▶ _Brief_
Print each line exactly as it is given.

(Dataset items)

==================================================

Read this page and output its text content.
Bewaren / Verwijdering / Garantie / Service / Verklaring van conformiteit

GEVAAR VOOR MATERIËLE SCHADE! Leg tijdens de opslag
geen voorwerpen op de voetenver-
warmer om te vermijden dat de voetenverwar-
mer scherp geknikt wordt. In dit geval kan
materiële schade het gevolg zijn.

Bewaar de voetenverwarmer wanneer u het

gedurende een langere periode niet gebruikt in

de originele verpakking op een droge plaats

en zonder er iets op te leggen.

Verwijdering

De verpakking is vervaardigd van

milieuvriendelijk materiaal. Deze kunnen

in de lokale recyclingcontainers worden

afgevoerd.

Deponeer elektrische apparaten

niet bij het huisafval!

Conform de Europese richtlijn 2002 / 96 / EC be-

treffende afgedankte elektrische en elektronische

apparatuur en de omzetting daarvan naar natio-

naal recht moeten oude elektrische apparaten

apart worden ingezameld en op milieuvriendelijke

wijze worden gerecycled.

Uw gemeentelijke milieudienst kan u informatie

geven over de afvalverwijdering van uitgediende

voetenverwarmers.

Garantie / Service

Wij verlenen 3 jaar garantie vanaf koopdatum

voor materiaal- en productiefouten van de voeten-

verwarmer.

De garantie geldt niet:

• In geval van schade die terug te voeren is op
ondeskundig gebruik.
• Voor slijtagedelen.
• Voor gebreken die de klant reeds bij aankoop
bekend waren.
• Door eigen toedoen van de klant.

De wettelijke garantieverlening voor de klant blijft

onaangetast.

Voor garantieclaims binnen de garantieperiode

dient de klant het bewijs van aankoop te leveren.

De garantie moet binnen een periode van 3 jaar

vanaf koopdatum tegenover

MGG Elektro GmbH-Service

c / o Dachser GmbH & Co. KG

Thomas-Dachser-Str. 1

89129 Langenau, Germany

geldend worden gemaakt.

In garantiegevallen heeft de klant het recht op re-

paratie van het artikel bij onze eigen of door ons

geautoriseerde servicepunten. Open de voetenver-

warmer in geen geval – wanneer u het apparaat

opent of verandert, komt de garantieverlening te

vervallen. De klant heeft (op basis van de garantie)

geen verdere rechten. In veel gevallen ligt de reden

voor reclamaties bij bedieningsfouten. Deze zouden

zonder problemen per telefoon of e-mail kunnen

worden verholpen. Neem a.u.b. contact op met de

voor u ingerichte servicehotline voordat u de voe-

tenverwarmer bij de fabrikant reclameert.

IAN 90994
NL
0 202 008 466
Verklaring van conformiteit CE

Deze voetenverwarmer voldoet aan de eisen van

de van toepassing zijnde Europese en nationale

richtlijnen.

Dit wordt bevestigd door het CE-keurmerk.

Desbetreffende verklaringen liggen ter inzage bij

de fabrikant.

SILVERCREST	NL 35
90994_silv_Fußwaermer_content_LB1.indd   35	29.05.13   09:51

==================================================

▶ _Solution to the exercise_
Read this page and output its text content.
Bewaren / Verwijdering / Garantie / Service / Verklaring van conformiteit

GEVAAR VOOR MATERIËLE SCHADE! Leg tijdens de opslag
geen voorwerpen op de voetenver-
warmer om te vermijden dat de voetenverwar-
mer scherp geknikt wordt. In dit geval kan
materiële schade het gevolg zijn.

Bewaar de voetenverwarmer wanneer u het

gedurende een langere periode niet gebruikt in

de originele verpakking op een droge plaats

en zonder er iets op te leggen.

Verwijdering

De verpakking is vervaardigd van

milieuvriendelijk materiaal. Deze kunnen

in de lokale recyclingcontainers worden

afgevoerd.

Deponeer elektrische apparaten

niet bij het huisafval!

Conform de Europese richtlijn 2002 / 96 / EC be-

treffende afgedankte elektrische en elektronische

apparatuur en de omzetting daarvan naar natio-

naal recht moeten oude elektrische apparaten

apart worden ingezameld en op milieuvriendelijke

wijze worden gerecycled.

Uw gemeentelijke milieudienst kan u informatie

geven over de afvalverwijdering van uitgediende

voetenverwarmers.

Garantie / Service

Wij verlenen 3 jaar garantie vanaf koopdatum

voor materiaal- en productiefouten van de voeten-

verwarmer.

De garantie geldt niet:

• In geval van schade die terug te voeren is op
ondeskundig gebruik.
• Voor slijtagedelen.
• Voor gebreken die de klant reeds bij aankoop
bekend waren.
• Door eigen toedoen van de klant.

De wettelijke garantieverlening voor de klant blijft

onaangetast.

Voor garantieclaims binnen de garantieperiode

dient de klant het bewijs van aankoop te leveren.

De garantie moet binnen een periode van 3 jaar

vanaf koopdatum tegenover

MGG Elektro GmbH-Service

c / o Dachser GmbH & Co. KG

Thomas-Dachser-Str. 1

89129 Langenau, Germany

geldend worden gemaakt.

In garantiegevallen heeft de klant het recht op re-

paratie van het artikel bij onze eigen of door ons

geautoriseerde servicepunten. Open de voetenver-

warmer in geen geval – wanneer u het apparaat

opent of verandert, komt de garantieverlening te

vervallen. De klant heeft (op basis van de garantie)

geen verdere rechten. In veel gevallen ligt de reden

voor reclamaties bij bedieningsfouten. Deze zouden

zonder problemen per telefoon of e-mail kunnen

worden verholpen. Neem a.u.b. contact op met de

voor u ingerichte servicehotline voordat u de voe-

tenverwarmer bij de fabrikant reclameert.

IAN 90994
NL
0 202 008 466
Verklaring van conformiteit CE

Deze voetenverwarmer voldoet aan de eisen van

de van toepassing zijnde Europese en nationale

richtlijnen.

Dit wordt bevestigd door het CE-keurmerk.

Desbetreffende verklaringen liggen ter inzage bij

de fabrikant.

SILVERCREST	NL 35
90994_silv_Fußwaermer_content_LB1.indd   35	29.05.13   09:51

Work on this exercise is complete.